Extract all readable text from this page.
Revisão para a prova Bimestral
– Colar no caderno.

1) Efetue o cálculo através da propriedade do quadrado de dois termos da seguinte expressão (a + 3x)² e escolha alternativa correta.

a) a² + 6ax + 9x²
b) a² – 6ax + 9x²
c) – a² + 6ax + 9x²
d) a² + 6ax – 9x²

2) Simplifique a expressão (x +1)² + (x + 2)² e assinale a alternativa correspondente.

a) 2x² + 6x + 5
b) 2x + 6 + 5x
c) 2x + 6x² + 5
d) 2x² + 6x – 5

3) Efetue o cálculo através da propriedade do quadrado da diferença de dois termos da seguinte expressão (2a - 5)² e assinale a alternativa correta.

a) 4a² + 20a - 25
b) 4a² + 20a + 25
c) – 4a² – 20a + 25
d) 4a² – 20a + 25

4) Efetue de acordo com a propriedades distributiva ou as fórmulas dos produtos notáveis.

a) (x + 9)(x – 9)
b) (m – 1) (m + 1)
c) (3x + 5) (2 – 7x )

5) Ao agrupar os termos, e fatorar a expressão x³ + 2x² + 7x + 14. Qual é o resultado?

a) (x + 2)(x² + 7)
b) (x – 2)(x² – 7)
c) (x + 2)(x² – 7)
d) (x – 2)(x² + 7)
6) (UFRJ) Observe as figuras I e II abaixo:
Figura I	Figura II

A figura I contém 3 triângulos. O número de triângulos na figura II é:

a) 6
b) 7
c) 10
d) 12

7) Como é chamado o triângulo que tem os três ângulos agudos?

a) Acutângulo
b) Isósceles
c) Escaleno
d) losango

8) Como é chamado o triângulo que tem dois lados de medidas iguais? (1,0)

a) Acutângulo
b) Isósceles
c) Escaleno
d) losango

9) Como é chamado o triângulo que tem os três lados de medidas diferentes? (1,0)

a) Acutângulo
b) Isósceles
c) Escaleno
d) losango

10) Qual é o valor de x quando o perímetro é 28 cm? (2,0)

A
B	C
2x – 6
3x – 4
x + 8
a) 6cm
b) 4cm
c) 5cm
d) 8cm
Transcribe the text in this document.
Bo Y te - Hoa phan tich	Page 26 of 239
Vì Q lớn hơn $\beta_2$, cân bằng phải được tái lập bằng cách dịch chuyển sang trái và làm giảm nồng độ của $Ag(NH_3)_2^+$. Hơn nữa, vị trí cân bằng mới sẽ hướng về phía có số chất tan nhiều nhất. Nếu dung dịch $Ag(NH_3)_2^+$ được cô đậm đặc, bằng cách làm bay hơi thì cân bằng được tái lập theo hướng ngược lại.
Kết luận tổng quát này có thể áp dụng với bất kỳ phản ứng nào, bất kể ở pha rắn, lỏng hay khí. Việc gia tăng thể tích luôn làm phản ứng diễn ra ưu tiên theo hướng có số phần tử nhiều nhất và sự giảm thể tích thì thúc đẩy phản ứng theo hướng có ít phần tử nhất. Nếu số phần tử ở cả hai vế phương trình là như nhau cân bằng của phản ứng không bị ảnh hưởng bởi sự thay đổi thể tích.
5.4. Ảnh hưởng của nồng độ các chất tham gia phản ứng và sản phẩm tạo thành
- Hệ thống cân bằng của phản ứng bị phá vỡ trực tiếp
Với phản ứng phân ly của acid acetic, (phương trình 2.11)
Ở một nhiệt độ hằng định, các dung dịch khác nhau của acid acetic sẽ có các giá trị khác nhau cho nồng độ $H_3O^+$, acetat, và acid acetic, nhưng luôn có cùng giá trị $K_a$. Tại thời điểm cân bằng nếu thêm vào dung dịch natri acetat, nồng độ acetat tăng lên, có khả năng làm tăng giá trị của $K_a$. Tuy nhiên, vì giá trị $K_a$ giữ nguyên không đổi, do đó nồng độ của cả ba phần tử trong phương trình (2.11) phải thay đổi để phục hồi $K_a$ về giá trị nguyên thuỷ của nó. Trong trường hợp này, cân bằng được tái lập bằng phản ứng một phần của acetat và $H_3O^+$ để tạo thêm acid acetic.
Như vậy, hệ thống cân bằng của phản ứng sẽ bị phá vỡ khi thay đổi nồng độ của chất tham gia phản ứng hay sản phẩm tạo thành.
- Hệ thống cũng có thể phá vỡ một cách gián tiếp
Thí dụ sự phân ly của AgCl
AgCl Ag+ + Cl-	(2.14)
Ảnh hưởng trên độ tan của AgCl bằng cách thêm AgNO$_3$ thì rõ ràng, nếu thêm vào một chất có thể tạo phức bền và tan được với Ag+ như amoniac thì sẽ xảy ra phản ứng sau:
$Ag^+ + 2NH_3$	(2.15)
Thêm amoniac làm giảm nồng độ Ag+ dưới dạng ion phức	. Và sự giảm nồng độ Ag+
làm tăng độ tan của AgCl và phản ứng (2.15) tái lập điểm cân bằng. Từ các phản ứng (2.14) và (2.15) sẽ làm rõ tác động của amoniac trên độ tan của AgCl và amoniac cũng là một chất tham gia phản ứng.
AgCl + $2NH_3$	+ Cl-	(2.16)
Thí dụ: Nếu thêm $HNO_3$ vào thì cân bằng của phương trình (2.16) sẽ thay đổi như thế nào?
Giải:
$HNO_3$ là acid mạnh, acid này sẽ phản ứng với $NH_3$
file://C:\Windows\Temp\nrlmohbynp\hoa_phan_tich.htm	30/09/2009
********
_YOUR TASK_: Restate all of the entries exactly, please.

_EXPECTED OUTPUT_:
Extract all readable text from this page.
Revisão para a prova Bimestral
– Colar no caderno.

1) Efetue o cálculo através da propriedade do quadrado de dois termos da seguinte expressão (a + 3x)² e escolha alternativa correta.

a) a² + 6ax + 9x²
b) a² – 6ax + 9x²
c) – a² + 6ax + 9x²
d) a² + 6ax – 9x²

2) Simplifique a expressão (x +1)² + (x + 2)² e assinale a alternativa correspondente.

a) 2x² + 6x + 5
b) 2x + 6 + 5x
c) 2x + 6x² + 5
d) 2x² + 6x – 5

3) Efetue o cálculo através da propriedade do quadrado da diferença de dois termos da seguinte expressão (2a - 5)² e assinale a alternativa correta.

a) 4a² + 20a - 25
b) 4a² + 20a + 25
c) – 4a² – 20a + 25
d) 4a² – 20a + 25

4) Efetue de acordo com a propriedades distributiva ou as fórmulas dos produtos notáveis.

a) (x + 9)(x – 9)
b) (m – 1) (m + 1)
c) (3x + 5) (2 – 7x )

5) Ao agrupar os termos, e fatorar a expressão x³ + 2x² + 7x + 14. Qual é o resultado?

a) (x + 2)(x² + 7)
b) (x – 2)(x² – 7)
c) (x + 2)(x² – 7)
d) (x – 2)(x² + 7)
6) (UFRJ) Observe as figuras I e II abaixo:
Figura I	Figura II

A figura I contém 3 triângulos. O número de triângulos na figura II é:

a) 6
b) 7
c) 10
d) 12

7) Como é chamado o triângulo que tem os três ângulos agudos?

a) Acutângulo
b) Isósceles
c) Escaleno
d) losango

8) Como é chamado o triângulo que tem dois lados de medidas iguais? (1,0)

a) Acutângulo
b) Isósceles
c) Escaleno
d) losango

9) Como é chamado o triângulo que tem os três lados de medidas diferentes? (1,0)

a) Acutângulo
b) Isósceles
c) Escaleno
d) losango

10) Qual é o valor de x quando o perímetro é 28 cm? (2,0)

A
B	C
2x – 6
3x – 4
x + 8
a) 6cm
b) 4cm
c) 5cm
d) 8cm
Transcribe the text in this document.
Bo Y te - Hoa phan tich	Page 26 of 239
Vì Q lớn hơn $\beta_2$, cân bằng phải được tái lập bằng cách dịch chuyển sang trái và làm giảm nồng độ của $Ag(NH_3)_2^+$. Hơn nữa, vị trí cân bằng mới sẽ hướng về phía có số chất tan nhiều nhất. Nếu dung dịch $Ag(NH_3)_2^+$ được cô đậm đặc, bằng cách làm bay hơi thì cân bằng được tái lập theo hướng ngược lại.
Kết luận tổng quát này có thể áp dụng với bất kỳ phản ứng nào, bất kể ở pha rắn, lỏng hay khí. Việc gia tăng thể tích luôn làm phản ứng diễn ra ưu tiên theo hướng có số phần tử nhiều nhất và sự giảm thể tích thì thúc đẩy phản ứng theo hướng có ít phần tử nhất. Nếu số phần tử ở cả hai vế phương trình là như nhau cân bằng của phản ứng không bị ảnh hưởng bởi sự thay đổi thể tích.
5.4. Ảnh hưởng của nồng độ các chất tham gia phản ứng và sản phẩm tạo thành
- Hệ thống cân bằng của phản ứng bị phá vỡ trực tiếp
Với phản ứng phân ly của acid acetic, (phương trình 2.11)
Ở một nhiệt độ hằng định, các dung dịch khác nhau của acid acetic sẽ có các giá trị khác nhau cho nồng độ $H_3O^+$, acetat, và acid acetic, nhưng luôn có cùng giá trị $K_a$. Tại thời điểm cân bằng nếu thêm vào dung dịch natri acetat, nồng độ acetat tăng lên, có khả năng làm tăng giá trị của $K_a$. Tuy nhiên, vì giá trị $K_a$ giữ nguyên không đổi, do đó nồng độ của cả ba phần tử trong phương trình (2.11) phải thay đổi để phục hồi $K_a$ về giá trị nguyên thuỷ của nó. Trong trường hợp này, cân bằng được tái lập bằng phản ứng một phần của acetat và $H_3O^+$ để tạo thêm acid acetic.
Như vậy, hệ thống cân bằng của phản ứng sẽ bị phá vỡ khi thay đổi nồng độ của chất tham gia phản ứng hay sản phẩm tạo thành.
- Hệ thống cũng có thể phá vỡ một cách gián tiếp
Thí dụ sự phân ly của AgCl
AgCl Ag+ + Cl-	(2.14)
Ảnh hưởng trên độ tan của AgCl bằng cách thêm AgNO$_3$ thì rõ ràng, nếu thêm vào một chất có thể tạo phức bền và tan được với Ag+ như amoniac thì sẽ xảy ra phản ứng sau:
$Ag^+ + 2NH_3$	(2.15)
Thêm amoniac làm giảm nồng độ Ag+ dưới dạng ion phức	. Và sự giảm nồng độ Ag+
làm tăng độ tan của AgCl và phản ứng (2.15) tái lập điểm cân bằng. Từ các phản ứng (2.14) và (2.15) sẽ làm rõ tác động của amoniac trên độ tan của AgCl và amoniac cũng là một chất tham gia phản ứng.
AgCl + $2NH_3$	+ Cl-	(2.16)
Thí dụ: Nếu thêm $HNO_3$ vào thì cân bằng của phương trình (2.16) sẽ thay đổi như thế nào?
Giải:
$HNO_3$ là acid mạnh, acid này sẽ phản ứng với $NH_3$
file://C:\Windows\Temp\nrlmohbynp\hoa_phan_tich.htm	30/09/2009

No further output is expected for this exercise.